=== Material for this exercise ===
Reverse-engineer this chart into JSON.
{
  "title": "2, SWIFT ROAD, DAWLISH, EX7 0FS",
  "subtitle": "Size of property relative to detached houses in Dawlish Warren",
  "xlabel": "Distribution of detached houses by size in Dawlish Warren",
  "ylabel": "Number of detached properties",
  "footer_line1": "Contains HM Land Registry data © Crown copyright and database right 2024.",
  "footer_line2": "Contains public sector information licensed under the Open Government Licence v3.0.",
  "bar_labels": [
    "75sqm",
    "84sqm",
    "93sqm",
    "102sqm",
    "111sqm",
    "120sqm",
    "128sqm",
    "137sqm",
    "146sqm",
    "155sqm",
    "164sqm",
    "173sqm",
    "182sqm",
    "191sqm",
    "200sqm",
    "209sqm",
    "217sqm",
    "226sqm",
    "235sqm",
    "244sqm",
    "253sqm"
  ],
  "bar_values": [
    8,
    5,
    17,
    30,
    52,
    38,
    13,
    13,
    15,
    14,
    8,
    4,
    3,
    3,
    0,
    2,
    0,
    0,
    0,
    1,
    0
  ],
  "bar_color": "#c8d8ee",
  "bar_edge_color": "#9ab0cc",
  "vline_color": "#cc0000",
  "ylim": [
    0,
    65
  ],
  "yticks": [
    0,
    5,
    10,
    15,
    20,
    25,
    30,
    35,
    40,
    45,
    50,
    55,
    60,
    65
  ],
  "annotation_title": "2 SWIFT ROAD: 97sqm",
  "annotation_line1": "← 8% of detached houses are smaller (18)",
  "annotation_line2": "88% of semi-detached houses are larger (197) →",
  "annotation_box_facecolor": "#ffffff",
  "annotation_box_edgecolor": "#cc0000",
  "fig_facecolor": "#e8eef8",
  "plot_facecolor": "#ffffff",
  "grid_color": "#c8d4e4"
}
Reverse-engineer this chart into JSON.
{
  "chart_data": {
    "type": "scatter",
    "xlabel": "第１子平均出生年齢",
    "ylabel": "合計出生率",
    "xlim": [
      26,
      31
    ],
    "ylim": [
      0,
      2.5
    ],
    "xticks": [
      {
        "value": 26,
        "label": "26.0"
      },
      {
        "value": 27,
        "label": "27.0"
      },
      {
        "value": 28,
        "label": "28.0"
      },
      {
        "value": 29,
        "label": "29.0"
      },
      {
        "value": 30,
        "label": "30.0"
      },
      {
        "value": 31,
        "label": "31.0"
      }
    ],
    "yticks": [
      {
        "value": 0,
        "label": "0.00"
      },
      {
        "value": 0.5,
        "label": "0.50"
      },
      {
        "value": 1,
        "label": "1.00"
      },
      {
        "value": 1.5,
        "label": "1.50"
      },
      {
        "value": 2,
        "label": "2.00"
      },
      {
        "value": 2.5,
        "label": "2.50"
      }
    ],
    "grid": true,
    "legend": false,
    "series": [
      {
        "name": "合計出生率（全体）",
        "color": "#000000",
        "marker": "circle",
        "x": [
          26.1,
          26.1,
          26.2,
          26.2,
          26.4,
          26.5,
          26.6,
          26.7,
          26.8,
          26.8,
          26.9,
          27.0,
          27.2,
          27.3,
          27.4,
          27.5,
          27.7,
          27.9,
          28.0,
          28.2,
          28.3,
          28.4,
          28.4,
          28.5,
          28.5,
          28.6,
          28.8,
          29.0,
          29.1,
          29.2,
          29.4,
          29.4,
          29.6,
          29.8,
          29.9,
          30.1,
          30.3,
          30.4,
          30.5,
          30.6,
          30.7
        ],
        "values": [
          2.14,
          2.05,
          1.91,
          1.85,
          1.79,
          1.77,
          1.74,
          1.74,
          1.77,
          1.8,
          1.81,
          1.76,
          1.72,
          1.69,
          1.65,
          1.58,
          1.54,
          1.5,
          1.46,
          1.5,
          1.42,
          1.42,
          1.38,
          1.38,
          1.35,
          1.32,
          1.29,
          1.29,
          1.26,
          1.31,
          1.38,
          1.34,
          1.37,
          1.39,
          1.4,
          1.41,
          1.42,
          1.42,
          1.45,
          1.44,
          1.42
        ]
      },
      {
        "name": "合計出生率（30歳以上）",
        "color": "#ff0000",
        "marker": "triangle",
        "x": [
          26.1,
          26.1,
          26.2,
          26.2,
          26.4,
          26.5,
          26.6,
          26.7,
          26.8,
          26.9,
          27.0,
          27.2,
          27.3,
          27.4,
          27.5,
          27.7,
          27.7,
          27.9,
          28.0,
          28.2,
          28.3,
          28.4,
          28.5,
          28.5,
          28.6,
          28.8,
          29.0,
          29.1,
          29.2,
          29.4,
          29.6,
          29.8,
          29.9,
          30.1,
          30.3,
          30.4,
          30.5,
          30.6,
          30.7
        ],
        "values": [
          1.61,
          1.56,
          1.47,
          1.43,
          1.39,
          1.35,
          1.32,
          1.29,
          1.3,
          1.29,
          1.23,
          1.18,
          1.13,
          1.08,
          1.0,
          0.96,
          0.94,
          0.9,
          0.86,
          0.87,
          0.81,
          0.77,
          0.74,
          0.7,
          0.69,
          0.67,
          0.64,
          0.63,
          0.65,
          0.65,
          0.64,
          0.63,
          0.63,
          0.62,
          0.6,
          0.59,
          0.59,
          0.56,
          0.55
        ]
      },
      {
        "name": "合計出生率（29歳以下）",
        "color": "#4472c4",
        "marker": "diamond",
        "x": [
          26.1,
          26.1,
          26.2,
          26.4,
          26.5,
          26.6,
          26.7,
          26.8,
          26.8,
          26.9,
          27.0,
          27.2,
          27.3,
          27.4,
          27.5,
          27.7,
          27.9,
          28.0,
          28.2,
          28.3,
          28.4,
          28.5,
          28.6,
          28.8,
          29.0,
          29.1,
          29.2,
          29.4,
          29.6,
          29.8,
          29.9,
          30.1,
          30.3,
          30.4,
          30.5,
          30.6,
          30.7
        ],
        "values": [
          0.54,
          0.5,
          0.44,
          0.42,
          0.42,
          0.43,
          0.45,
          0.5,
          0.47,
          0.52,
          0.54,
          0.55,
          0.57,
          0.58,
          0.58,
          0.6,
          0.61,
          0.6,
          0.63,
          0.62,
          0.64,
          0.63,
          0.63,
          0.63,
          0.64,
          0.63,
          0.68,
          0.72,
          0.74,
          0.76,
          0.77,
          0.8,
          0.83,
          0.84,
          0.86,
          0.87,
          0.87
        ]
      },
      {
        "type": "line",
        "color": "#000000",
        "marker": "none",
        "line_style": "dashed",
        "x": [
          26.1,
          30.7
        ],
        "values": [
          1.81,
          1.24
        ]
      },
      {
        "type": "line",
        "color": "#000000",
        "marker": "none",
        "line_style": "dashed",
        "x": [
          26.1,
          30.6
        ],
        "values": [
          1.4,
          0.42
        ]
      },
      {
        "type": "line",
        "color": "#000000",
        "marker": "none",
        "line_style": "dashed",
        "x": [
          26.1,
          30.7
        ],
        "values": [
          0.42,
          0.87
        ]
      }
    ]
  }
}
===
> _Instructions to follow_
Give the number of lines in the entries that include the string "ffffff", and nothing more.

> _Full output_
2